┏━━

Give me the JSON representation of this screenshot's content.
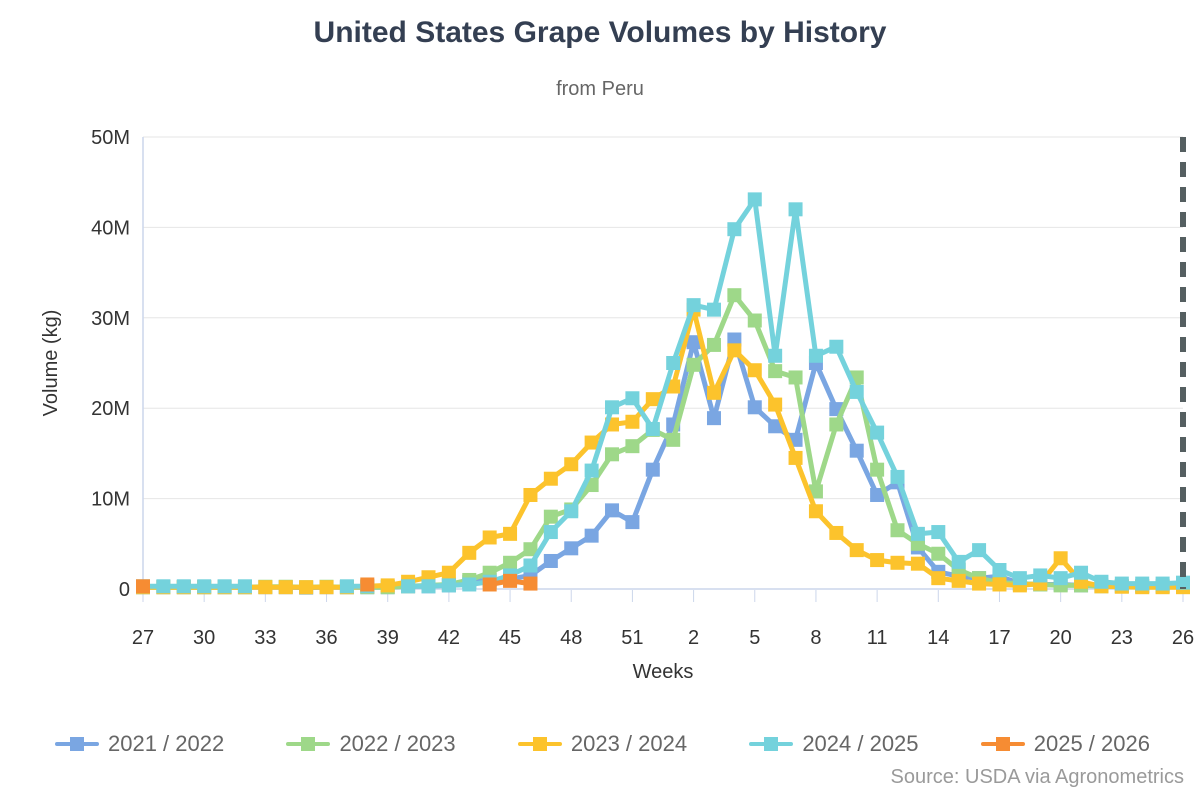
{
  "header": {
    "title": "United States Grape Volumes by History",
    "subtitle": "from Peru"
  },
  "footer": {
    "source": "Source: USDA via Agronometrics"
  },
  "chart_data": {
    "type": "line",
    "title": "United States Grape Volumes by History",
    "subtitle": "from Peru",
    "values_unit": "million kg",
    "grid": "horizontal",
    "legend_position": "bottom",
    "marker_shape": "square",
    "dashed_end_line_week": 26,
    "x": {
      "label": "Weeks",
      "tick_every": 3,
      "weeks": [
        27,
        28,
        29,
        30,
        31,
        32,
        33,
        34,
        35,
        36,
        37,
        38,
        39,
        40,
        41,
        42,
        43,
        44,
        45,
        46,
        47,
        48,
        49,
        50,
        51,
        52,
        1,
        2,
        3,
        4,
        5,
        6,
        7,
        8,
        9,
        10,
        11,
        12,
        13,
        14,
        15,
        16,
        17,
        18,
        19,
        20,
        21,
        22,
        23,
        24,
        25,
        26
      ],
      "tick_labels_visible": [
        "27",
        "30",
        "33",
        "36",
        "39",
        "42",
        "45",
        "48",
        "51",
        "2",
        "5",
        "8",
        "11",
        "14",
        "17",
        "20",
        "23",
        "26"
      ]
    },
    "y": {
      "label": "Volume (kg)",
      "range": [
        0,
        50
      ],
      "ticks": [
        0,
        10,
        20,
        30,
        40,
        50
      ],
      "tick_labels": [
        "0",
        "10M",
        "20M",
        "30M",
        "40M",
        "50M"
      ]
    },
    "series": [
      {
        "name": "2021 / 2022",
        "color": "#7aa6e2",
        "values": [
          0.2,
          0.2,
          0.2,
          0.2,
          0.2,
          0.2,
          0.2,
          0.2,
          0.15,
          0.2,
          0.2,
          0.2,
          0.2,
          0.3,
          0.3,
          0.4,
          0.8,
          1,
          1.1,
          1.5,
          3.1,
          4.5,
          5.9,
          8.7,
          7.4,
          13.2,
          18.2,
          27.3,
          18.9,
          27.6,
          20.1,
          18,
          16.5,
          25,
          19.9,
          15.3,
          10.4,
          11.8,
          4.6,
          1.9,
          1.4,
          1.2,
          1.4,
          0.6,
          0.5,
          0.5,
          0.4,
          0.4,
          0.3,
          0.3,
          0.3,
          0.3
        ]
      },
      {
        "name": "2022 / 2023",
        "color": "#9ed889",
        "values": [
          0.2,
          0.2,
          0.2,
          0.2,
          0.2,
          0.2,
          0.25,
          0.25,
          0.2,
          0.25,
          0.2,
          0.2,
          0.2,
          0.3,
          0.4,
          0.5,
          1,
          1.8,
          2.9,
          4.4,
          8,
          8.8,
          11.5,
          14.9,
          15.8,
          17.6,
          16.5,
          24.8,
          27,
          32.5,
          29.7,
          24.1,
          23.4,
          10.8,
          18.2,
          23.4,
          13.2,
          6.5,
          5,
          3.9,
          2.1,
          1.2,
          0.7,
          0.6,
          0.5,
          0.4,
          0.4,
          0.3,
          0.3,
          0.3,
          0.3,
          0.3
        ]
      },
      {
        "name": "2023 / 2024",
        "color": "#fcc32c",
        "values": [
          0.2,
          0.2,
          0.2,
          0.2,
          0.2,
          0.2,
          0.2,
          0.2,
          0.2,
          0.2,
          0.2,
          0.3,
          0.4,
          0.8,
          1.3,
          1.8,
          4,
          5.7,
          6.1,
          10.4,
          12.2,
          13.8,
          16.2,
          18.2,
          18.5,
          21,
          22.4,
          30.9,
          21.7,
          26.4,
          24.2,
          20.4,
          14.5,
          8.6,
          6.2,
          4.3,
          3.2,
          2.9,
          2.8,
          1.2,
          0.9,
          0.6,
          0.5,
          0.4,
          0.6,
          3.4,
          0.8,
          0.3,
          0.25,
          0.2,
          0.2,
          0.2
        ]
      },
      {
        "name": "2024 / 2025",
        "color": "#74d2dc",
        "values": [
          0.3,
          0.3,
          0.3,
          0.3,
          0.3,
          0.3,
          null,
          null,
          null,
          null,
          0.3,
          0.3,
          null,
          0.3,
          0.3,
          0.4,
          0.5,
          0.8,
          1.5,
          2.6,
          6.3,
          8.6,
          13.1,
          20.1,
          21.1,
          17.7,
          25,
          31.4,
          30.9,
          39.8,
          43.1,
          25.8,
          42,
          25.8,
          26.8,
          21.8,
          17.3,
          12.4,
          6.1,
          6.3,
          3,
          4.3,
          2.1,
          1.2,
          1.5,
          1.2,
          1.8,
          0.8,
          0.6,
          0.6,
          0.6,
          0.7
        ]
      },
      {
        "name": "2025 / 2026",
        "color": "#f68c33",
        "values": [
          0.3,
          null,
          null,
          null,
          null,
          null,
          null,
          null,
          null,
          null,
          null,
          0.5,
          null,
          null,
          null,
          null,
          null,
          0.5,
          0.9,
          0.6,
          null,
          null,
          null,
          null,
          null,
          null,
          null,
          null,
          null,
          null,
          null,
          null,
          null,
          null,
          null,
          null,
          null,
          null,
          null,
          null,
          null,
          null,
          null,
          null,
          null,
          null,
          null,
          null,
          null,
          null,
          null,
          null
        ]
      }
    ]
  }
}
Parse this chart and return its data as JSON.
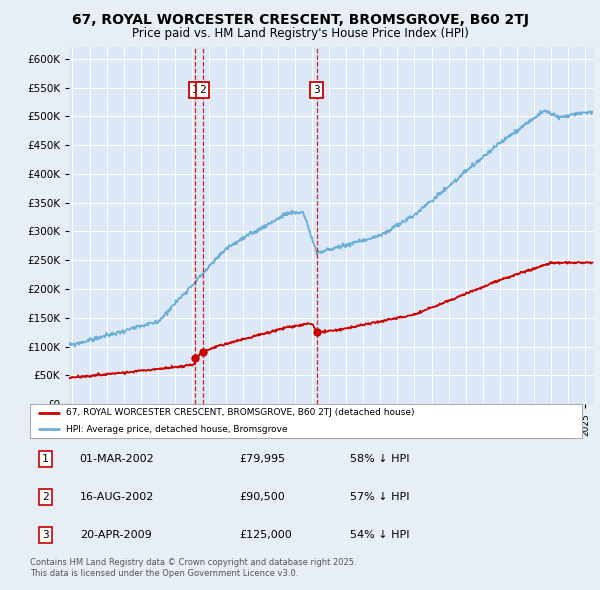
{
  "title": "67, ROYAL WORCESTER CRESCENT, BROMSGROVE, B60 2TJ",
  "subtitle": "Price paid vs. HM Land Registry's House Price Index (HPI)",
  "bg_color": "#e8eef5",
  "plot_bg_color": "#dce8f5",
  "legend_line1": "67, ROYAL WORCESTER CRESCENT, BROMSGROVE, B60 2TJ (detached house)",
  "legend_line2": "HPI: Average price, detached house, Bromsgrove",
  "footnote": "Contains HM Land Registry data © Crown copyright and database right 2025.\nThis data is licensed under the Open Government Licence v3.0.",
  "transactions": [
    {
      "num": 1,
      "date": "01-MAR-2002",
      "price": 79995,
      "year": 2002.17,
      "label": "£79,995",
      "pct": "58% ↓ HPI"
    },
    {
      "num": 2,
      "date": "16-AUG-2002",
      "price": 90500,
      "year": 2002.62,
      "label": "£90,500",
      "pct": "57% ↓ HPI"
    },
    {
      "num": 3,
      "date": "20-APR-2009",
      "price": 125000,
      "year": 2009.3,
      "label": "£125,000",
      "pct": "54% ↓ HPI"
    }
  ],
  "ylim": [
    0,
    620000
  ],
  "xlim_start": 1994.8,
  "xlim_end": 2025.5,
  "red_color": "#cc0000",
  "blue_color": "#6baed6",
  "grid_color": "#ffffff",
  "hpi_seed": 42,
  "red_seed": 99
}
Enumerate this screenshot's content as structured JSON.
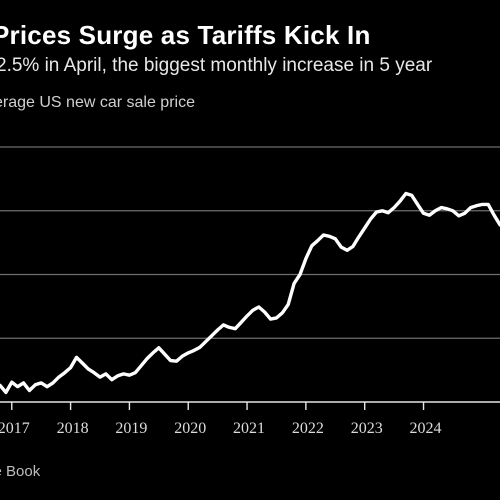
{
  "header": {
    "title": "Prices Surge as Tariffs Kick In",
    "subtitle": "2.5% in April, the biggest monthly increase in 5 year",
    "unit": "erage US new car sale price"
  },
  "footer": {
    "source": "se Book"
  },
  "colors": {
    "background": "#000000",
    "line": "#ffffff",
    "grid": "#6e6e6e",
    "text": "#ffffff"
  },
  "chart_data": {
    "type": "line",
    "title": "Prices Surge as Tariffs Kick In",
    "subtitle": "2.5% in April, the biggest monthly increase in 5 year",
    "ylabel": "erage US new car sale price",
    "xlabel": "",
    "x_ticks": [
      "2017",
      "2018",
      "2019",
      "2020",
      "2021",
      "2022",
      "2023",
      "2024"
    ],
    "xlim": [
      2016.8,
      2025.3
    ],
    "ylim": [
      0,
      4
    ],
    "grid": true,
    "legend": "none",
    "series": [
      {
        "x": [
          2016.8,
          2016.9,
          2017.0,
          2017.1,
          2017.2,
          2017.3,
          2017.4,
          2017.5,
          2017.6,
          2017.7,
          2017.8,
          2017.9,
          2018.0,
          2018.1,
          2018.2,
          2018.3,
          2018.4,
          2018.5,
          2018.6,
          2018.7,
          2018.8,
          2018.9,
          2019.0,
          2019.1,
          2019.2,
          2019.3,
          2019.4,
          2019.5,
          2019.6,
          2019.7,
          2019.8,
          2019.9,
          2020.0,
          2020.1,
          2020.2,
          2020.3,
          2020.4,
          2020.5,
          2020.6,
          2020.7,
          2020.8,
          2020.9,
          2021.0,
          2021.1,
          2021.2,
          2021.3,
          2021.4,
          2021.5,
          2021.6,
          2021.7,
          2021.8,
          2021.9,
          2022.0,
          2022.1,
          2022.2,
          2022.3,
          2022.4,
          2022.5,
          2022.6,
          2022.7,
          2022.8,
          2022.9,
          2023.0,
          2023.1,
          2023.2,
          2023.3,
          2023.4,
          2023.5,
          2023.6,
          2023.7,
          2023.8,
          2023.9,
          2024.0,
          2024.1,
          2024.2,
          2024.3,
          2024.4,
          2024.5,
          2024.6,
          2024.7,
          2024.8,
          2024.9,
          2025.0,
          2025.1,
          2025.2,
          2025.3
        ],
        "y": [
          0.26,
          0.15,
          0.31,
          0.24,
          0.3,
          0.18,
          0.27,
          0.3,
          0.24,
          0.3,
          0.39,
          0.46,
          0.54,
          0.7,
          0.61,
          0.52,
          0.46,
          0.39,
          0.44,
          0.35,
          0.41,
          0.44,
          0.42,
          0.46,
          0.57,
          0.68,
          0.77,
          0.85,
          0.75,
          0.65,
          0.64,
          0.72,
          0.77,
          0.81,
          0.86,
          0.95,
          1.04,
          1.13,
          1.21,
          1.17,
          1.15,
          1.25,
          1.35,
          1.44,
          1.49,
          1.41,
          1.3,
          1.32,
          1.4,
          1.53,
          1.86,
          2.0,
          2.25,
          2.45,
          2.53,
          2.62,
          2.6,
          2.56,
          2.43,
          2.38,
          2.44,
          2.59,
          2.73,
          2.87,
          2.98,
          3.0,
          2.97,
          3.05,
          3.15,
          3.27,
          3.24,
          3.1,
          2.96,
          2.93,
          3.0,
          3.05,
          3.03,
          3.0,
          2.92,
          2.96,
          3.05,
          3.08,
          3.1,
          3.1,
          2.93,
          2.78
        ]
      }
    ]
  }
}
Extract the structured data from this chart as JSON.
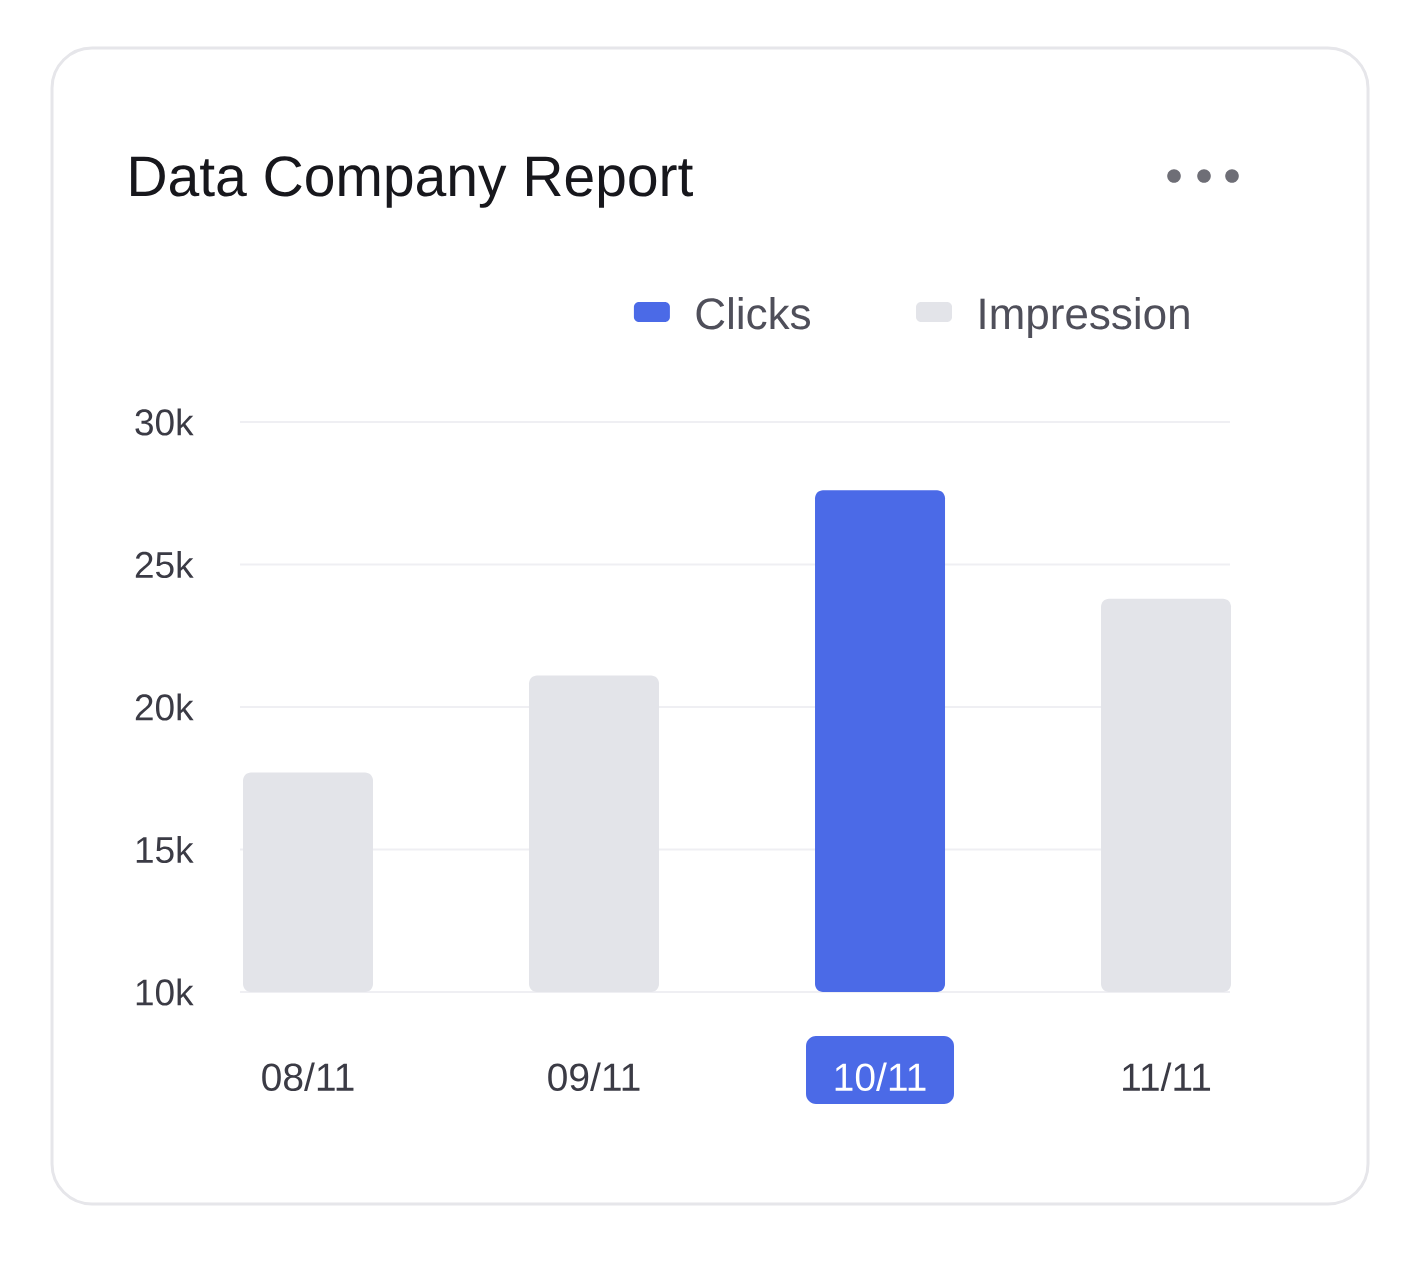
{
  "chart_data": {
    "type": "bar",
    "title": "Data Company Report",
    "categories": [
      "08/11",
      "09/11",
      "10/11",
      "11/11"
    ],
    "series": [
      {
        "name": "Clicks",
        "color": "#4b6ae7",
        "values": [
          null,
          null,
          27600,
          null
        ]
      },
      {
        "name": "Impression",
        "color": "#e3e4e9",
        "values": [
          17700,
          21100,
          null,
          23800
        ]
      }
    ],
    "ylim": [
      10000,
      30000
    ],
    "yticks": [
      {
        "value": 10000,
        "label": "10k"
      },
      {
        "value": 15000,
        "label": "15k"
      },
      {
        "value": 20000,
        "label": "20k"
      },
      {
        "value": 25000,
        "label": "25k"
      },
      {
        "value": 30000,
        "label": "30k"
      }
    ],
    "grid": "y",
    "legend": "top right"
  }
}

┗━━

*WHAT YOU ARE ASKED TO DO:* From the data, list each line in which the string "Land" appears.

*TASK RESPONSE:*
  "subtitle": "Price paid vs. HM Land Registry's House Price Index (HPI)",
  "footnote": "Contains HM Land Registry data © Crown copyright and database right 2025.\nThis data is licensed under the Open Government Licence v3.0.",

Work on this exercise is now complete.